| Objective |
In your copy, leave out the pictures and repeat the entries below exactly.

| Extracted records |
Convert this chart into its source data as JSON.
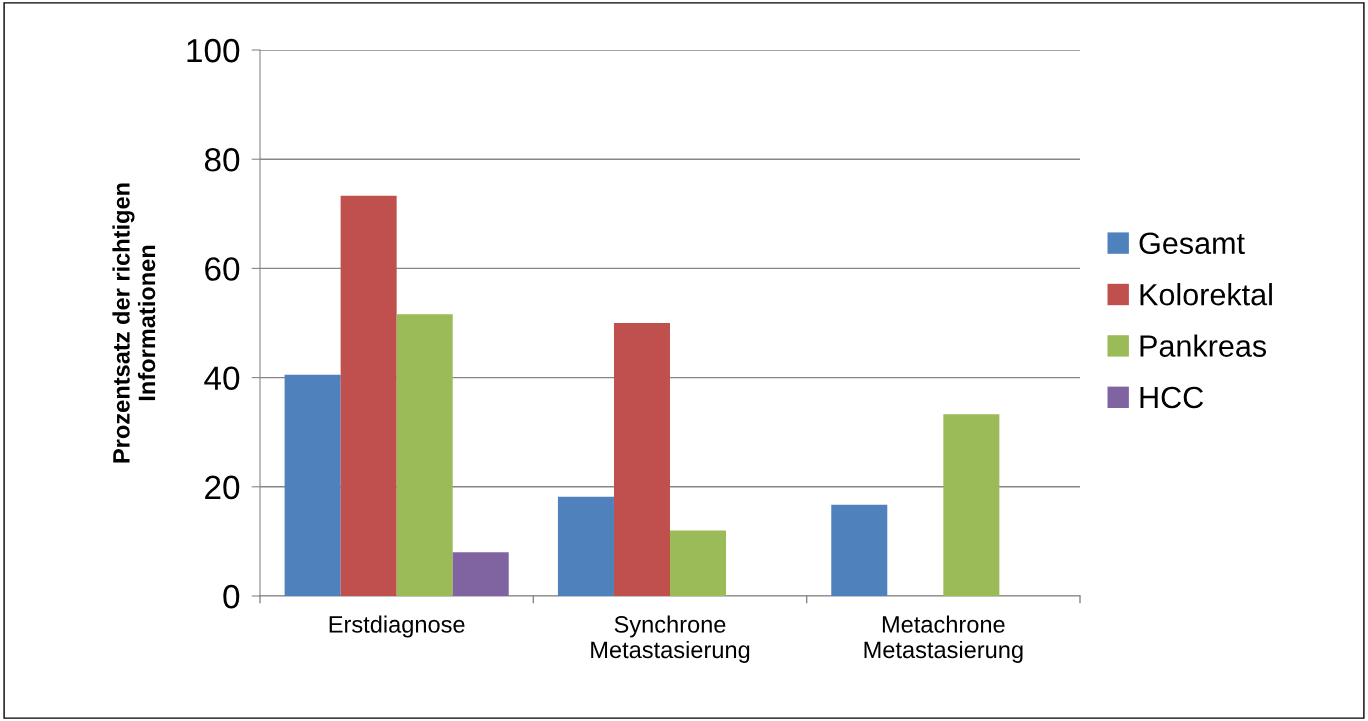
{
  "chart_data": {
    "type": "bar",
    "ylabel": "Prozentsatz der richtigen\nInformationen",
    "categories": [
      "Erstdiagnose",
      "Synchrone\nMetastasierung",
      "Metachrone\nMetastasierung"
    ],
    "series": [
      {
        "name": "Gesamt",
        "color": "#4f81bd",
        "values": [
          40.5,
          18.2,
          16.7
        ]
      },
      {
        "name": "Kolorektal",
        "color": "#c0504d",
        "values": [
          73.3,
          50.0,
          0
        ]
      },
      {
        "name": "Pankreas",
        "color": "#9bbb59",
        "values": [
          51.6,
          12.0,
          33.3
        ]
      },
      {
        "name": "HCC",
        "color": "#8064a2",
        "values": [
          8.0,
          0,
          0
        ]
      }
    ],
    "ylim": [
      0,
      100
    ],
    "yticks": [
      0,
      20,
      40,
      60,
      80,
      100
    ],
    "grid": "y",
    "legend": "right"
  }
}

| Task result |
Convert this chart into its source data as JSON.
{
  "chart_data": {
    "type": "bar",
    "ylabel": "Prozentsatz der richtigen\nInformationen",
    "categories": [
      "Erstdiagnose",
      "Synchrone\nMetastasierung",
      "Metachrone\nMetastasierung"
    ],
    "series": [
      {
        "name": "Gesamt",
        "color": "#4f81bd",
        "values": [
          40.5,
          18.2,
          16.7
        ]
      },
      {
        "name": "Kolorektal",
        "color": "#c0504d",
        "values": [
          73.3,
          50.0,
          0
        ]
      },
      {
        "name": "Pankreas",
        "color": "#9bbb59",
        "values": [
          51.6,
          12.0,
          33.3
        ]
      },
      {
        "name": "HCC",
        "color": "#8064a2",
        "values": [
          8.0,
          0,
          0
        ]
      }
    ],
    "ylim": [
      0,
      100
    ],
    "yticks": [
      0,
      20,
      40,
      60,
      80,
      100
    ],
    "grid": "y",
    "legend": "right"
  }
}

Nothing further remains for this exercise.